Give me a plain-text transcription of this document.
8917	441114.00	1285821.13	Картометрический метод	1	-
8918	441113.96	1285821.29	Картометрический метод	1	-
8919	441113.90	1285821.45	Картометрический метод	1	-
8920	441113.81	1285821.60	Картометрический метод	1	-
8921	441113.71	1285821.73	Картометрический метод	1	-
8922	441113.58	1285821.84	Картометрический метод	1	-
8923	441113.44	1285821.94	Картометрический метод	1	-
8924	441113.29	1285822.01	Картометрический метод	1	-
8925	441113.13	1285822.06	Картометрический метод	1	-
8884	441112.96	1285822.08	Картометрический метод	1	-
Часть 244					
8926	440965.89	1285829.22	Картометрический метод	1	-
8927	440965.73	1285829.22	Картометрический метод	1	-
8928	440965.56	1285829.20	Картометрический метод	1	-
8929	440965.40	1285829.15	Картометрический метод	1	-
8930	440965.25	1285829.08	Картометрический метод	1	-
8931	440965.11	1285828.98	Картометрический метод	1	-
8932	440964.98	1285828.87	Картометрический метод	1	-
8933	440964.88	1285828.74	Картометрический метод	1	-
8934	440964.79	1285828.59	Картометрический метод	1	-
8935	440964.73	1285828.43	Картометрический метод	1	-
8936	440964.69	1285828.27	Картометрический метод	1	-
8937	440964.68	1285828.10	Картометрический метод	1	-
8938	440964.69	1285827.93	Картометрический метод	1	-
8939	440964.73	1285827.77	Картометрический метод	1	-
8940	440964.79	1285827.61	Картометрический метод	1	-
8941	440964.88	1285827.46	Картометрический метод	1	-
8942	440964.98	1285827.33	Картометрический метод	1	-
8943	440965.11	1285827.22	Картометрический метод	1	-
═══
To do
Return every entry exactly as given.

Result
Give me a plain-text transcription of this document.
8917	441114.00	1285821.13	Картометрический метод	1	-
8918	441113.96	1285821.29	Картометрический метод	1	-
8919	441113.90	1285821.45	Картометрический метод	1	-
8920	441113.81	1285821.60	Картометрический метод	1	-
8921	441113.71	1285821.73	Картометрический метод	1	-
8922	441113.58	1285821.84	Картометрический метод	1	-
8923	441113.44	1285821.94	Картометрический метод	1	-
8924	441113.29	1285822.01	Картометрический метод	1	-
8925	441113.13	1285822.06	Картометрический метод	1	-
8884	441112.96	1285822.08	Картометрический метод	1	-
Часть 244					
8926	440965.89	1285829.22	Картометрический метод	1	-
8927	440965.73	1285829.22	Картометрический метод	1	-
8928	440965.56	1285829.20	Картометрический метод	1	-
8929	440965.40	1285829.15	Картометрический метод	1	-
8930	440965.25	1285829.08	Картометрический метод	1	-
8931	440965.11	1285828.98	Картометрический метод	1	-
8932	440964.98	1285828.87	Картометрический метод	1	-
8933	440964.88	1285828.74	Картометрический метод	1	-
8934	440964.79	1285828.59	Картометрический метод	1	-
8935	440964.73	1285828.43	Картометрический метод	1	-
8936	440964.69	1285828.27	Картометрический метод	1	-
8937	440964.68	1285828.10	Картометрический метод	1	-
8938	440964.69	1285827.93	Картометрический метод	1	-
8939	440964.73	1285827.77	Картометрический метод	1	-
8940	440964.79	1285827.61	Картометрический метод	1	-
8941	440964.88	1285827.46	Картометрический метод	1	-
8942	440964.98	1285827.33	Картометрический метод	1	-
8943	440965.11	1285827.22	Картометрический метод	1	-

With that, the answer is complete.